> What to do
Copy every line that holds "tanggal".

Dataset entries:
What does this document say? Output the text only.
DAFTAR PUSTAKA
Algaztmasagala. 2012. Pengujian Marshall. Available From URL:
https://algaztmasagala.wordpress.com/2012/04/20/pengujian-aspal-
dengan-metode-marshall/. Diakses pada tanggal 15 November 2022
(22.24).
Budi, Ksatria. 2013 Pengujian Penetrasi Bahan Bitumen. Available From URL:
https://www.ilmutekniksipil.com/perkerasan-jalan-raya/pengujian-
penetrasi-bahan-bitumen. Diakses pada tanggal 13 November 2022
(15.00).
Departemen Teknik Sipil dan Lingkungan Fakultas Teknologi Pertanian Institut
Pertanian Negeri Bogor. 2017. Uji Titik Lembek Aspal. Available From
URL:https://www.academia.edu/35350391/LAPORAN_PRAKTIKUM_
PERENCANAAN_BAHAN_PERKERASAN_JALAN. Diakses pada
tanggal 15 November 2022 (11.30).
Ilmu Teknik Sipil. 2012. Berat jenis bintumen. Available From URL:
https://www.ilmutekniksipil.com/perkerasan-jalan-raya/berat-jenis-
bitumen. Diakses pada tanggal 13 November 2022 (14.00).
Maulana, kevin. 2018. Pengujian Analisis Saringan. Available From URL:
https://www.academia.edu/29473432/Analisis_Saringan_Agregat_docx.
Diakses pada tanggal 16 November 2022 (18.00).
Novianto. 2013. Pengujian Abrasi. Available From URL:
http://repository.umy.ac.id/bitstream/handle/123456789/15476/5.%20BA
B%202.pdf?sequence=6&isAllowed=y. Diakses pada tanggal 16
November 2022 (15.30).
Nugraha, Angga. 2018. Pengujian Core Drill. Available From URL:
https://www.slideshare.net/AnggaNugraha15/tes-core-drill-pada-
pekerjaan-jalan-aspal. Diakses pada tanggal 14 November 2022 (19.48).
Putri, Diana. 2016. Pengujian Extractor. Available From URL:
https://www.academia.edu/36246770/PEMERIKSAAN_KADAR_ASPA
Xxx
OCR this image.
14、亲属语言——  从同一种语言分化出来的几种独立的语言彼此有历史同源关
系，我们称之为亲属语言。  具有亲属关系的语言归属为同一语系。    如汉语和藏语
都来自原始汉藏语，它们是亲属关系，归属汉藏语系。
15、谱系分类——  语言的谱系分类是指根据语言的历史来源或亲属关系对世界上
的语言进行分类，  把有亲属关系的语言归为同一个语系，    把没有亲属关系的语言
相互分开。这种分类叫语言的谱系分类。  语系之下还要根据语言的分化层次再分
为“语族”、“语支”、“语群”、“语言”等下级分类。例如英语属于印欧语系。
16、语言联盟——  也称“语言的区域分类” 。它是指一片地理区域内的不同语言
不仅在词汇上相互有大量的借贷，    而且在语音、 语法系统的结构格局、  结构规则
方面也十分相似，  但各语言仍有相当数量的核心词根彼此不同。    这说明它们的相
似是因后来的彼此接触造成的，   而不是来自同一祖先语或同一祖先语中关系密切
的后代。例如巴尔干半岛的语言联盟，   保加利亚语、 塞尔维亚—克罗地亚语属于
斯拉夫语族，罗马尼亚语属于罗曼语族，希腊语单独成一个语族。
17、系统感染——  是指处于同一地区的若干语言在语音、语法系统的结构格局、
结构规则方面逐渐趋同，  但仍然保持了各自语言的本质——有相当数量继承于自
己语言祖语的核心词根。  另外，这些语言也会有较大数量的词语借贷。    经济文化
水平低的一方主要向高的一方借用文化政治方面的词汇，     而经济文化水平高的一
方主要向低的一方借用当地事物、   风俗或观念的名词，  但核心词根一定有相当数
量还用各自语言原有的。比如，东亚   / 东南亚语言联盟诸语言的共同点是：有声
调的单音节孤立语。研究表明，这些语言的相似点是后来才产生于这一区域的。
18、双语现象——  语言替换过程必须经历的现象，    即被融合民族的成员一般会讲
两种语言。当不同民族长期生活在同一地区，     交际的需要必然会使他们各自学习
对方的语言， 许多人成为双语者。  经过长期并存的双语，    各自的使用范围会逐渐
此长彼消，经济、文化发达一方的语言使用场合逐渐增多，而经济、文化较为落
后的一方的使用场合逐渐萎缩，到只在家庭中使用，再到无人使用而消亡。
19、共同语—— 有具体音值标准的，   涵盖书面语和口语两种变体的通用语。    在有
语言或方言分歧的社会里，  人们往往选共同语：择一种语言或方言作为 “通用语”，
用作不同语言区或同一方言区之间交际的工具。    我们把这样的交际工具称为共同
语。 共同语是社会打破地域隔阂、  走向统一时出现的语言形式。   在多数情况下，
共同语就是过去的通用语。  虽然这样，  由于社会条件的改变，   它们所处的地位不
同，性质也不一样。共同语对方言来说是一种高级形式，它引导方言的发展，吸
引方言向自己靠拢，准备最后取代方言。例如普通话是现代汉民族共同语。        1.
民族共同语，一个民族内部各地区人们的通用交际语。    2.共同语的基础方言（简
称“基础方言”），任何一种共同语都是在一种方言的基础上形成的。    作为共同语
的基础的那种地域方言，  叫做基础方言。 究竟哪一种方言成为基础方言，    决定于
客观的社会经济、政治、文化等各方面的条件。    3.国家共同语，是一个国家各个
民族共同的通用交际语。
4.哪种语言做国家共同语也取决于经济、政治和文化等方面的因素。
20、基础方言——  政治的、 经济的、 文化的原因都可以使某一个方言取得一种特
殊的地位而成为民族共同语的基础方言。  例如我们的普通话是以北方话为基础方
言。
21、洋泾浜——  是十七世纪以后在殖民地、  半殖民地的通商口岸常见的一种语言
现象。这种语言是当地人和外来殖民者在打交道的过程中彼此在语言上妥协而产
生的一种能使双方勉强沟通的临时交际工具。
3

> Expected answer
dengan-metode-marshall/. Diakses pada tanggal 15 November 2022
penetrasi-bahan-bitumen. Diakses pada tanggal 13 November 2022
tanggal 15 November 2022 (11.30).
bitumen. Diakses pada tanggal 13 November 2022 (14.00).
Diakses pada tanggal 16 November 2022 (18.00).
B%202.pdf?sequence=6&isAllowed=y. Diakses pada tanggal 16
pekerjaan-jalan-aspal. Diakses pada tanggal 14 November 2022 (19.48).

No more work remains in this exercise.